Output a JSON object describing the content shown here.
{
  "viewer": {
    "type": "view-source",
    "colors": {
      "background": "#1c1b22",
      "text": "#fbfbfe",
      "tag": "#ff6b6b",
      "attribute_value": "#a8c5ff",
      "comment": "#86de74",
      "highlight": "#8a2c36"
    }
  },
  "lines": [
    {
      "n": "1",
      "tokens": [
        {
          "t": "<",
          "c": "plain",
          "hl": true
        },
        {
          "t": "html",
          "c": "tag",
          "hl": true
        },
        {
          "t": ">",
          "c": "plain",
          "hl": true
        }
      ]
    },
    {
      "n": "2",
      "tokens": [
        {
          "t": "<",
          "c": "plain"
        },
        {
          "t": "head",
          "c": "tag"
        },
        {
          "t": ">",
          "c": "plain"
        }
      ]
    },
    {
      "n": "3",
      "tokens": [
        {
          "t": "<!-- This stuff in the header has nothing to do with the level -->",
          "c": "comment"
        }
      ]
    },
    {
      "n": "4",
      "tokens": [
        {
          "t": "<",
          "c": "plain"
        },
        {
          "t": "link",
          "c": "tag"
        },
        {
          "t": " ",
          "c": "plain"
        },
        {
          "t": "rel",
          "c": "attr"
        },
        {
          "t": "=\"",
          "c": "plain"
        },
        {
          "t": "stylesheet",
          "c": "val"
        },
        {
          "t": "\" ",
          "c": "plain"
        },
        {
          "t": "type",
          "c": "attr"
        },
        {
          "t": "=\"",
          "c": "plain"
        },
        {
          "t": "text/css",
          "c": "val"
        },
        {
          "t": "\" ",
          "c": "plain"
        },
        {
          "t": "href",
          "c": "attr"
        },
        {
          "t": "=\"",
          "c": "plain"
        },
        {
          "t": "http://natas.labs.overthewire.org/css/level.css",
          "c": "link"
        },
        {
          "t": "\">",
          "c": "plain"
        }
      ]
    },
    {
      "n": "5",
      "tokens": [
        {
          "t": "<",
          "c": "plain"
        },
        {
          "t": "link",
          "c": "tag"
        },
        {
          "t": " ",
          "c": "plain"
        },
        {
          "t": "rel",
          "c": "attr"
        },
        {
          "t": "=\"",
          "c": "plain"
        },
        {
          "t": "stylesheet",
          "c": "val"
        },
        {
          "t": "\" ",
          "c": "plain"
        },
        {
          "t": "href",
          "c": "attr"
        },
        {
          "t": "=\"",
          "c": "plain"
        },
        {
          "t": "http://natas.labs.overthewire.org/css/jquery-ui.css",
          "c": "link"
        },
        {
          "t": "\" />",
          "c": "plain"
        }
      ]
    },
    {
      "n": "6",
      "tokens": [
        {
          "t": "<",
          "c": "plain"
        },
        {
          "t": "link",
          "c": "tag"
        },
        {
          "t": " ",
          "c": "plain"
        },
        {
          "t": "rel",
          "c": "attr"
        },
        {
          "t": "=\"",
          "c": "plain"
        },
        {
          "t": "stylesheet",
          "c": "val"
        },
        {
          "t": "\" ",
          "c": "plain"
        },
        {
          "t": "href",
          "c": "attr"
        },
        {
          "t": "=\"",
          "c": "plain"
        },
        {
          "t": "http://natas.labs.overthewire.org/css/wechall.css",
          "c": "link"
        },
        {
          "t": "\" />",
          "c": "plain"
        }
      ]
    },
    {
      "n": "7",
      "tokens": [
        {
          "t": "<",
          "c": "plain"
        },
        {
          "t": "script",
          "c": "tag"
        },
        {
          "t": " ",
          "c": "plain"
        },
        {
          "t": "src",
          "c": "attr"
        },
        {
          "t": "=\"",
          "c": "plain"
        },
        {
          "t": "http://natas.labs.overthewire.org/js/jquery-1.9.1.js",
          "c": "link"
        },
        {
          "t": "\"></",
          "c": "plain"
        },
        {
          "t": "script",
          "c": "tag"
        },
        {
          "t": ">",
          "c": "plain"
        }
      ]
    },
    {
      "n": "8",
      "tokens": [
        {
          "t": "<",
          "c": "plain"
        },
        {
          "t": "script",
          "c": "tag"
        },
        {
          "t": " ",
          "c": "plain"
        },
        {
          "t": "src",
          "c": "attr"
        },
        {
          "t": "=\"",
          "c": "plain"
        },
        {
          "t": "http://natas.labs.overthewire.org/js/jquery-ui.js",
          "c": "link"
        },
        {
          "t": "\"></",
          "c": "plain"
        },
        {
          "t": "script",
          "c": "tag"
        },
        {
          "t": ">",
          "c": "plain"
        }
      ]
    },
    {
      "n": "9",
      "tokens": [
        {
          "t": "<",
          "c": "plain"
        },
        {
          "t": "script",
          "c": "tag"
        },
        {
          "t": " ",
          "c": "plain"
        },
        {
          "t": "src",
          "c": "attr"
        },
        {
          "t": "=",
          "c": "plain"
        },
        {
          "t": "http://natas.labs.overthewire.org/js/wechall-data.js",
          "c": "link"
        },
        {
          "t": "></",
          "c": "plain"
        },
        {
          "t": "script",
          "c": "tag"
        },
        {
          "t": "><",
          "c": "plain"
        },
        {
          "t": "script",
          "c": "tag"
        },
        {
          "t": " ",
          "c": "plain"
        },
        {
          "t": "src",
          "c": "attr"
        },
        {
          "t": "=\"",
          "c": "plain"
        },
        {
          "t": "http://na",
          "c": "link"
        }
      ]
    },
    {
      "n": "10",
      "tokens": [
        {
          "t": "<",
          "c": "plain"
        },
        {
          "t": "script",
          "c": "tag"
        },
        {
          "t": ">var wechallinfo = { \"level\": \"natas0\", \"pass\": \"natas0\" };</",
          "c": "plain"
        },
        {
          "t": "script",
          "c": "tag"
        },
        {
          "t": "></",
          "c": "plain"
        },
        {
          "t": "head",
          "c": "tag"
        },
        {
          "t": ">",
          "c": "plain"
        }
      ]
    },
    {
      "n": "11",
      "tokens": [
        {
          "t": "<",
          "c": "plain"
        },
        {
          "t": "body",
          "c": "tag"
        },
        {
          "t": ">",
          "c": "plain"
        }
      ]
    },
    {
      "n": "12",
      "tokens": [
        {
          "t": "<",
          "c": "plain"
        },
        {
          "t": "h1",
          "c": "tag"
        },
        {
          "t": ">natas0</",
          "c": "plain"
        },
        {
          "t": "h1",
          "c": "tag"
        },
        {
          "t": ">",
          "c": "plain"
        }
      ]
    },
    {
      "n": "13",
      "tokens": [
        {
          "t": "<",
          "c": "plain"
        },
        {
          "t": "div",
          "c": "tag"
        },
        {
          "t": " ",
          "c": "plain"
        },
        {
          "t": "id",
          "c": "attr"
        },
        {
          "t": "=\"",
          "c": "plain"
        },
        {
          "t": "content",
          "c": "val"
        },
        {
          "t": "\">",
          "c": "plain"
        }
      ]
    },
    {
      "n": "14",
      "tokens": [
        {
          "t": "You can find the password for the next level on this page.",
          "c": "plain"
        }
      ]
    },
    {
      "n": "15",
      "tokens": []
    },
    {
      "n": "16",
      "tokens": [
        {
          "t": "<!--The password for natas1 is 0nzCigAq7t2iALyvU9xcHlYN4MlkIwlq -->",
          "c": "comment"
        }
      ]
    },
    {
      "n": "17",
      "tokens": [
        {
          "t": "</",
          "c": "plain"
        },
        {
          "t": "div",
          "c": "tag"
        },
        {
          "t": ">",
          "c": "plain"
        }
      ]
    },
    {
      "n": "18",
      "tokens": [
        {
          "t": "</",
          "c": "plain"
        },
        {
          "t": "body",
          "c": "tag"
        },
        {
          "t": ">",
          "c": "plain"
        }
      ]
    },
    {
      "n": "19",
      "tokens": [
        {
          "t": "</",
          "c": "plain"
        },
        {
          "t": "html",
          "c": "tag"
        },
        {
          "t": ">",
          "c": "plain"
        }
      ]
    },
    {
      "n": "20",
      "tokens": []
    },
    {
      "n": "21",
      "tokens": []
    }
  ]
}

============================================================

Problem — Say the number of lines in the records above that include the string "labs", and no more.

Response — 6